Pictures stay out of the copy; set down each line of the listing below exactly.

(Data entries)
● ● ● ● ● ● ●

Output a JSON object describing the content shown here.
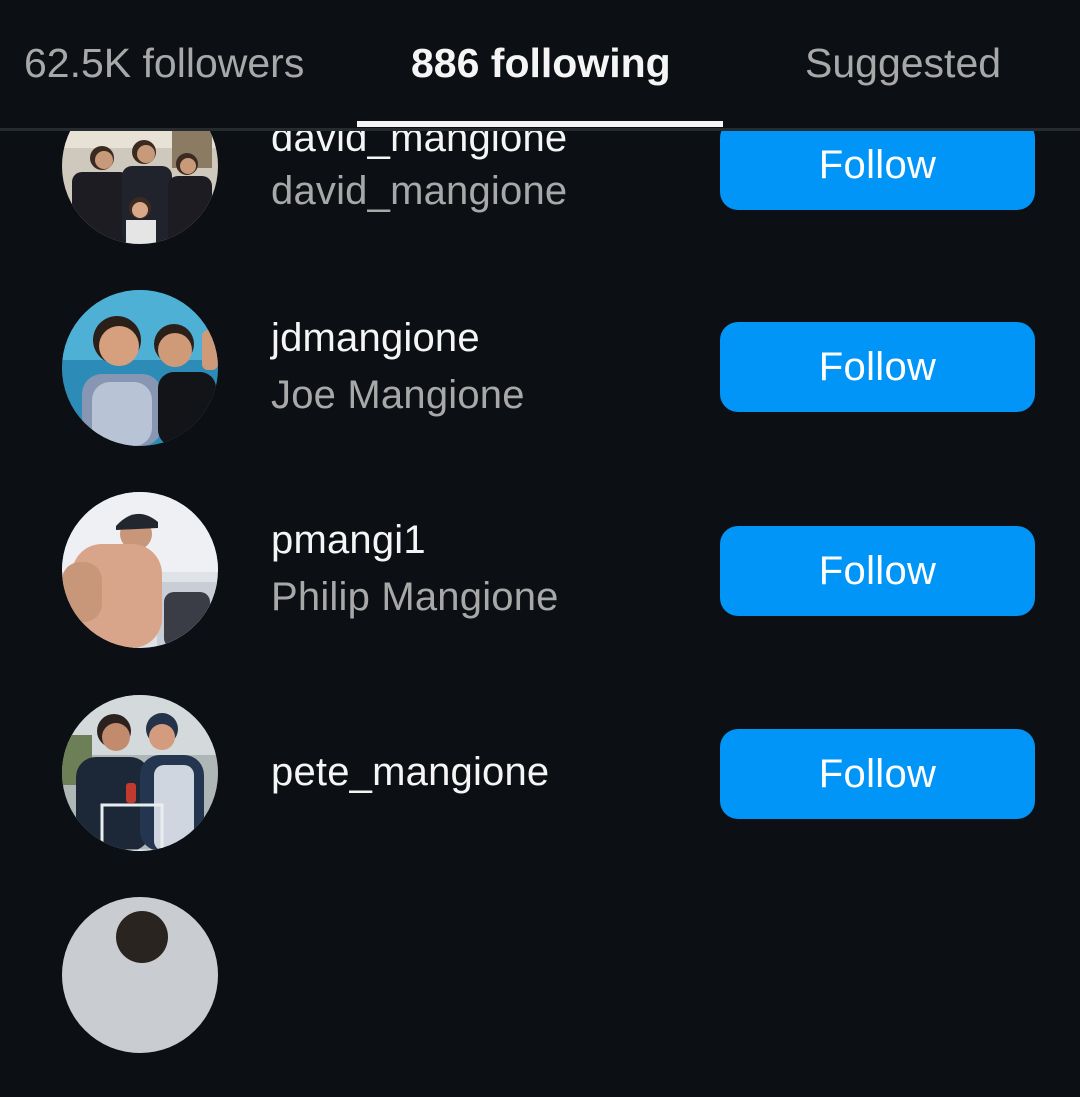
{
  "tabs": [
    {
      "label": "62.5K followers",
      "active": false
    },
    {
      "label": "886 following",
      "active": true
    },
    {
      "label": "Suggested",
      "active": false
    }
  ],
  "users": [
    {
      "username": "david_mangione",
      "full_name": "david_mangione",
      "button": "Follow"
    },
    {
      "username": "jdmangione",
      "full_name": "Joe Mangione",
      "button": "Follow"
    },
    {
      "username": "pmangi1",
      "full_name": "Philip Mangione",
      "button": "Follow"
    },
    {
      "username": "pete_mangione",
      "full_name": "",
      "button": "Follow"
    }
  ],
  "colors": {
    "background": "#0c1014",
    "button": "#0095f6",
    "secondary_text": "#a8a8a8"
  }
}
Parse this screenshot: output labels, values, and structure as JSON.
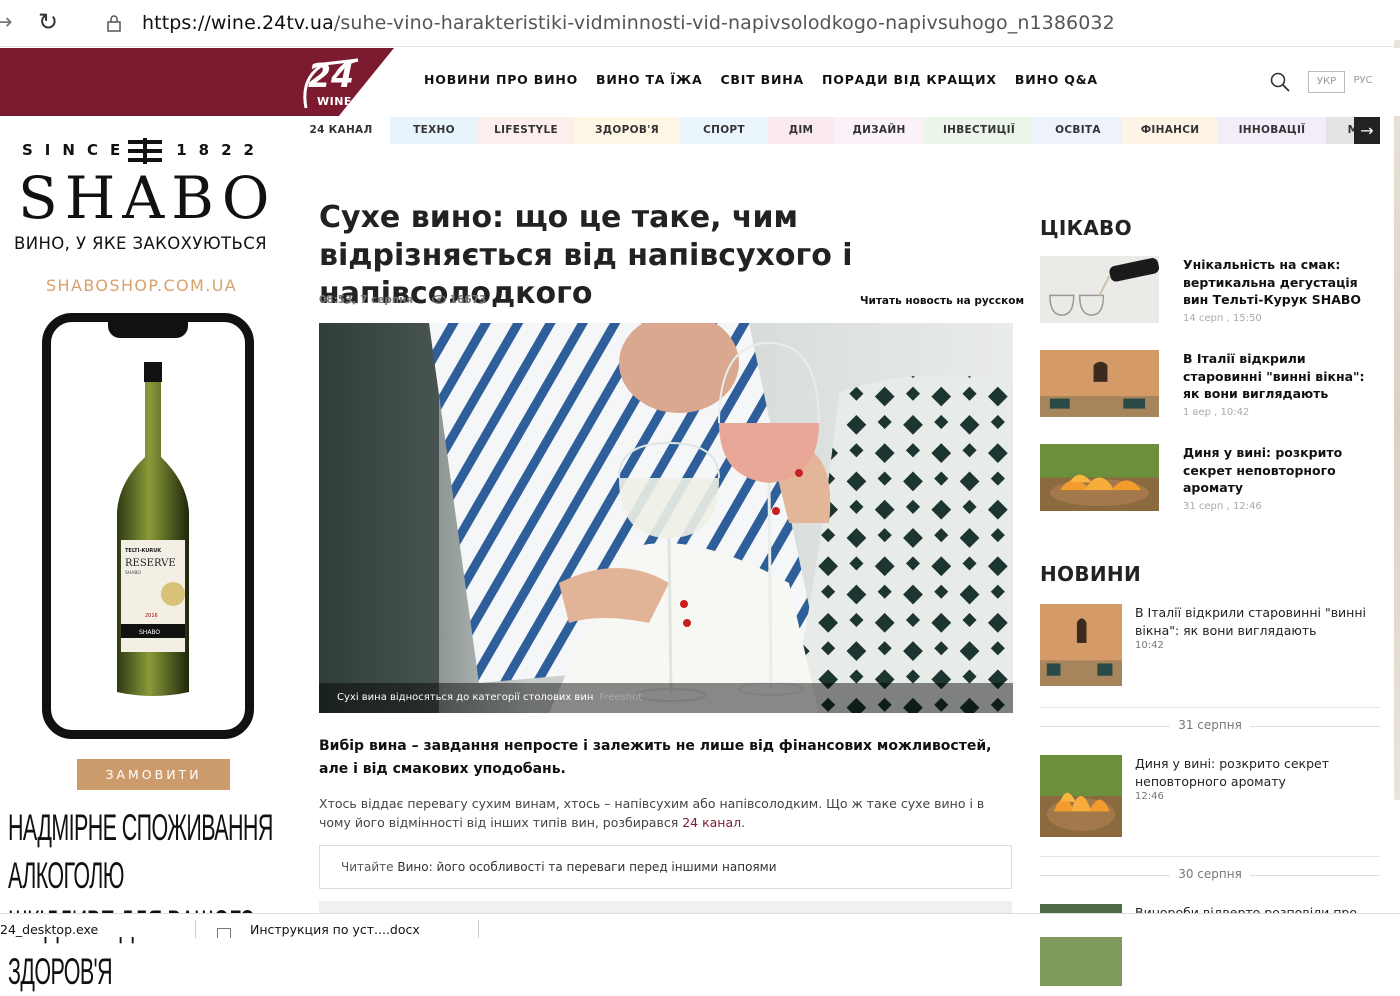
{
  "browser": {
    "url_prefix": "https://wine.24tv.ua",
    "url_path": "/suhe-vino-harakteristiki-vidminnosti-vid-napivsolodkogo-napivsuhogo_n1386032"
  },
  "header": {
    "logo_number": "24",
    "logo_word": "WINE",
    "nav": [
      "НОВИНИ ПРО ВИНО",
      "ВИНО ТА ЇЖА",
      "СВІТ ВИНА",
      "ПОРАДИ ВІД КРАЩИХ",
      "ВИНО Q&A"
    ],
    "lang_ukr": "УКР",
    "lang_rus": "РУС"
  },
  "categories": [
    {
      "label": "24 КАНАЛ",
      "bg": "#ffffff",
      "w": 98
    },
    {
      "label": "ТЕХНО",
      "bg": "#e8f4fb",
      "w": 88
    },
    {
      "label": "LIFESTYLE",
      "bg": "#fdeeee",
      "w": 96
    },
    {
      "label": "ЗДОРОВ'Я",
      "bg": "#fff7e6",
      "w": 106
    },
    {
      "label": "СПОРТ",
      "bg": "#eaf6fb",
      "w": 88
    },
    {
      "label": "ДІМ",
      "bg": "#fbe9f1",
      "w": 66
    },
    {
      "label": "ДИЗАЙН",
      "bg": "#fbf1f8",
      "w": 90
    },
    {
      "label": "ІНВЕСТИЦІЇ",
      "bg": "#ebf5ea",
      "w": 110
    },
    {
      "label": "ОСВІТА",
      "bg": "#eef3fb",
      "w": 88
    },
    {
      "label": "ФІНАНСИ",
      "bg": "#fdf4e6",
      "w": 96
    },
    {
      "label": "ІННОВАЦІЇ",
      "bg": "#f2edf8",
      "w": 108
    },
    {
      "label": "М",
      "bg": "#e4e4e4",
      "w": 54
    }
  ],
  "ad": {
    "since": "SINCE",
    "year": "1822",
    "brand": "SHABO",
    "tagline": "ВИНО, У ЯКЕ ЗАКОХУЮТЬСЯ",
    "shop": "SHABOSHOP.COM.UA",
    "bottle_brand": "TELTI-KURUK",
    "bottle_line": "RESERVE",
    "bottle_maker": "SHABO",
    "bottle_year": "2016",
    "order_button": "ЗАМОВИТИ",
    "warning_line1": "НАДМІРНЕ СПОЖИВАННЯ АЛКОГОЛЮ",
    "warning_line2": "ШКІДЛИВЕ ДЛЯ ВАШОГО ЗДОРОВ'Я"
  },
  "article": {
    "title": "Сухе вино: що це таке, чим відрізняється від напівсухого і напівсолодкого",
    "date": "08:53, 7 серпня",
    "views": "16673",
    "ru_link": "Читать новость на русском",
    "caption": "Сухі вина відносяться до категорії столових вин",
    "caption_source": "Freeshot",
    "lead": "Вибір вина – завдання непросте і залежить не лише від фінансових можливостей, але і від смакових уподобань.",
    "body_text": "Хтось віддає перевагу сухим винам, хтось – напівсухим або напівсолодким. Що ж таке сухе вино і в чому його відмінності від інших типів вин, розбирався ",
    "body_link": "24 канал",
    "body_end": ".",
    "read_also_prefix": "Читайте",
    "read_also_title": "Вино: його особливості та переваги перед іншими напоями"
  },
  "sidebar": {
    "interesting_title": "ЦІКАВО",
    "interesting": [
      {
        "title": "Унікальність на смак: вертикальна дегустація вин Тельті-Курук SHABO",
        "date": "14 серп , 15:50",
        "thumb": "wine-pour"
      },
      {
        "title": "В Італії відкрили старовинні \"винні вікна\": як вони виглядають",
        "date": "1 вер , 10:42",
        "thumb": "window"
      },
      {
        "title": "Диня у вині: розкрито секрет неповторного аромату",
        "date": "31 серп , 12:46",
        "thumb": "melon"
      }
    ],
    "news_title": "НОВИНИ",
    "news": [
      {
        "title": "В Італії відкрили старовинні \"винні вікна\": як вони виглядають",
        "time": "10:42",
        "thumb": "window"
      },
      {
        "title": "Диня у вині: розкрито секрет неповторного аромату",
        "time": "12:46",
        "thumb": "melon"
      },
      {
        "title": "Винороби відверто розповіли про",
        "time": "",
        "thumb": "other"
      }
    ],
    "date_sep_1": "31 серпня",
    "date_sep_2": "30 серпня"
  },
  "downloads": {
    "file1": "24_desktop.exe",
    "file2": "Инструкция по уст....docx"
  }
}
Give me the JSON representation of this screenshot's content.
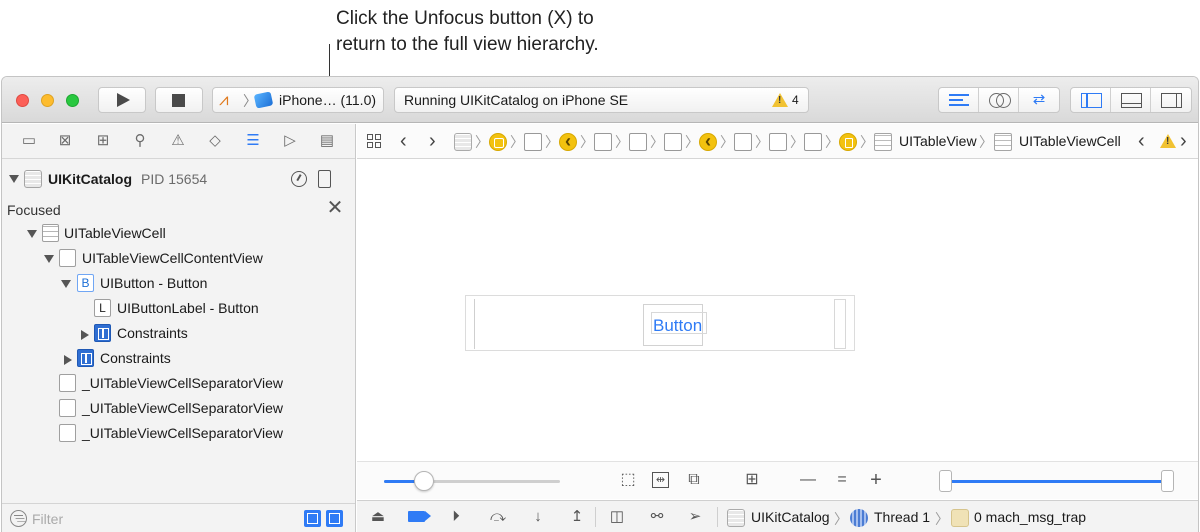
{
  "callout": {
    "line1": "Click the Unfocus button (X) to",
    "line2": "return to the full view hierarchy."
  },
  "toolbar": {
    "scheme_device": "iPhone… (11.0)",
    "status_text": "Running UIKitCatalog on iPhone SE",
    "warning_count": "4"
  },
  "navigator": {
    "process": {
      "name": "UIKitCatalog",
      "pid": "PID 15654"
    },
    "focused_label": "Focused",
    "unfocus_glyph": "✕",
    "tree": [
      {
        "label": "UITableViewCell",
        "icon": "table-cell-icon"
      },
      {
        "label": "UITableViewCellContentView",
        "icon": "view-icon"
      },
      {
        "label": "UIButton - Button",
        "icon": "button-icon",
        "icon_text": "B"
      },
      {
        "label": "UIButtonLabel - Button",
        "icon": "label-icon",
        "icon_text": "L"
      },
      {
        "label": "Constraints",
        "icon": "constraints-icon"
      },
      {
        "label": "Constraints",
        "icon": "constraints-icon"
      },
      {
        "label": "_UITableViewCellSeparatorView",
        "icon": "view-icon"
      },
      {
        "label": "_UITableViewCellSeparatorView",
        "icon": "view-icon"
      },
      {
        "label": "_UITableViewCellSeparatorView",
        "icon": "view-icon"
      }
    ],
    "filter_placeholder": "Filter"
  },
  "jumpbar": {
    "table_view_label": "UITableView",
    "cell_label": "UITableViewCell"
  },
  "canvas": {
    "button_text": "Button"
  },
  "canvas_bar": {
    "spacing_slider_fraction": 0.23,
    "range_low_fraction": 0.0,
    "range_high_fraction": 1.0
  },
  "debug_bar": {
    "process_label": "UIKitCatalog",
    "thread_label": "Thread 1",
    "frame_label": "0 mach_msg_trap"
  },
  "colors": {
    "accent": "#2f7bf5",
    "warning": "#f1c232",
    "breadcrumb_yellow": "#f3c20f"
  }
}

● ● ● ● ● ● ●

◆ **RESPONSE**
Output a JSON object describing the content shown here.
{
  "tabs": [
    {
      "label": "62.5K followers",
      "active": false
    },
    {
      "label": "886 following",
      "active": true
    },
    {
      "label": "Suggested",
      "active": false
    }
  ],
  "users": [
    {
      "username": "david_mangione",
      "full_name": "david_mangione",
      "button": "Follow"
    },
    {
      "username": "jdmangione",
      "full_name": "Joe Mangione",
      "button": "Follow"
    },
    {
      "username": "pmangi1",
      "full_name": "Philip Mangione",
      "button": "Follow"
    },
    {
      "username": "pete_mangione",
      "full_name": "",
      "button": "Follow"
    }
  ],
  "colors": {
    "background": "#0c1014",
    "button": "#0095f6",
    "secondary_text": "#a8a8a8"
  }
}
Parse this screenshot: output labels, values, and structure as JSON.
{
  "browser": {
    "url_prefix": "https://wine.24tv.ua",
    "url_path": "/suhe-vino-harakteristiki-vidminnosti-vid-napivsolodkogo-napivsuhogo_n1386032"
  },
  "header": {
    "logo_number": "24",
    "logo_word": "WINE",
    "nav": [
      "НОВИНИ ПРО ВИНО",
      "ВИНО ТА ЇЖА",
      "СВІТ ВИНА",
      "ПОРАДИ ВІД КРАЩИХ",
      "ВИНО Q&A"
    ],
    "lang_ukr": "УКР",
    "lang_rus": "РУС"
  },
  "categories": [
    {
      "label": "24 КАНАЛ",
      "bg": "#ffffff",
      "w": 98
    },
    {
      "label": "ТЕХНО",
      "bg": "#e8f4fb",
      "w": 88
    },
    {
      "label": "LIFESTYLE",
      "bg": "#fdeeee",
      "w": 96
    },
    {
      "label": "ЗДОРОВ'Я",
      "bg": "#fff7e6",
      "w": 106
    },
    {
      "label": "СПОРТ",
      "bg": "#eaf6fb",
      "w": 88
    },
    {
      "label": "ДІМ",
      "bg": "#fbe9f1",
      "w": 66
    },
    {
      "label": "ДИЗАЙН",
      "bg": "#fbf1f8",
      "w": 90
    },
    {
      "label": "ІНВЕСТИЦІЇ",
      "bg": "#ebf5ea",
      "w": 110
    },
    {
      "label": "ОСВІТА",
      "bg": "#eef3fb",
      "w": 88
    },
    {
      "label": "ФІНАНСИ",
      "bg": "#fdf4e6",
      "w": 96
    },
    {
      "label": "ІННОВАЦІЇ",
      "bg": "#f2edf8",
      "w": 108
    },
    {
      "label": "М",
      "bg": "#e4e4e4",
      "w": 54
    }
  ],
  "ad": {
    "since": "SINCE",
    "year": "1822",
    "brand": "SHABO",
    "tagline": "ВИНО, У ЯКЕ ЗАКОХУЮТЬСЯ",
    "shop": "SHABOSHOP.COM.UA",
    "bottle_brand": "TELTI-KURUK",
    "bottle_line": "RESERVE",
    "bottle_maker": "SHABO",
    "bottle_year": "2016",
    "order_button": "ЗАМОВИТИ",
    "warning_line1": "НАДМІРНЕ СПОЖИВАННЯ АЛКОГОЛЮ",
    "warning_line2": "ШКІДЛИВЕ ДЛЯ ВАШОГО ЗДОРОВ'Я"
  },
  "article": {
    "title": "Сухе вино: що це таке, чим відрізняється від напівсухого і напівсолодкого",
    "date": "08:53, 7 серпня",
    "views": "16673",
    "ru_link": "Читать новость на русском",
    "caption": "Сухі вина відносяться до категорії столових вин",
    "caption_source": "Freeshot",
    "lead": "Вибір вина – завдання непросте і залежить не лише від фінансових можливостей, але і від смакових уподобань.",
    "body_text": "Хтось віддає перевагу сухим винам, хтось – напівсухим або напівсолодким. Що ж таке сухе вино і в чому його відмінності від інших типів вин, розбирався ",
    "body_link": "24 канал",
    "body_end": ".",
    "read_also_prefix": "Читайте",
    "read_also_title": "Вино: його особливості та переваги перед іншими напоями"
  },
  "sidebar": {
    "interesting_title": "ЦІКАВО",
    "interesting": [
      {
        "title": "Унікальність на смак: вертикальна дегустація вин Тельті-Курук SHABO",
        "date": "14 серп , 15:50",
        "thumb": "wine-pour"
      },
      {
        "title": "В Італії відкрили старовинні \"винні вікна\": як вони виглядають",
        "date": "1 вер , 10:42",
        "thumb": "window"
      },
      {
        "title": "Диня у вині: розкрито секрет неповторного аромату",
        "date": "31 серп , 12:46",
        "thumb": "melon"
      }
    ],
    "news_title": "НОВИНИ",
    "news": [
      {
        "title": "В Італії відкрили старовинні \"винні вікна\": як вони виглядають",
        "time": "10:42",
        "thumb": "window"
      },
      {
        "title": "Диня у вині: розкрито секрет неповторного аромату",
        "time": "12:46",
        "thumb": "melon"
      },
      {
        "title": "Винороби відверто розповіли про",
        "time": "",
        "thumb": "other"
      }
    ],
    "date_sep_1": "31 серпня",
    "date_sep_2": "30 серпня"
  },
  "downloads": {
    "file1": "24_desktop.exe",
    "file2": "Инструкция по уст....docx"
  }
}
Give me the JSON representation of this screenshot's content.
{
  "callout": {
    "line1": "Click the Unfocus button (X) to",
    "line2": "return to the full view hierarchy."
  },
  "toolbar": {
    "scheme_device": "iPhone… (11.0)",
    "status_text": "Running UIKitCatalog on iPhone SE",
    "warning_count": "4"
  },
  "navigator": {
    "process": {
      "name": "UIKitCatalog",
      "pid": "PID 15654"
    },
    "focused_label": "Focused",
    "unfocus_glyph": "✕",
    "tree": [
      {
        "label": "UITableViewCell",
        "icon": "table-cell-icon"
      },
      {
        "label": "UITableViewCellContentView",
        "icon": "view-icon"
      },
      {
        "label": "UIButton - Button",
        "icon": "button-icon",
        "icon_text": "B"
      },
      {
        "label": "UIButtonLabel - Button",
        "icon": "label-icon",
        "icon_text": "L"
      },
      {
        "label": "Constraints",
        "icon": "constraints-icon"
      },
      {
        "label": "Constraints",
        "icon": "constraints-icon"
      },
      {
        "label": "_UITableViewCellSeparatorView",
        "icon": "view-icon"
      },
      {
        "label": "_UITableViewCellSeparatorView",
        "icon": "view-icon"
      },
      {
        "label": "_UITableViewCellSeparatorView",
        "icon": "view-icon"
      }
    ],
    "filter_placeholder": "Filter"
  },
  "jumpbar": {
    "table_view_label": "UITableView",
    "cell_label": "UITableViewCell"
  },
  "canvas": {
    "button_text": "Button"
  },
  "canvas_bar": {
    "spacing_slider_fraction": 0.23,
    "range_low_fraction": 0.0,
    "range_high_fraction": 1.0
  },
  "debug_bar": {
    "process_label": "UIKitCatalog",
    "thread_label": "Thread 1",
    "frame_label": "0 mach_msg_trap"
  },
  "colors": {
    "accent": "#2f7bf5",
    "warning": "#f1c232",
    "breadcrumb_yellow": "#f3c20f"
  }
}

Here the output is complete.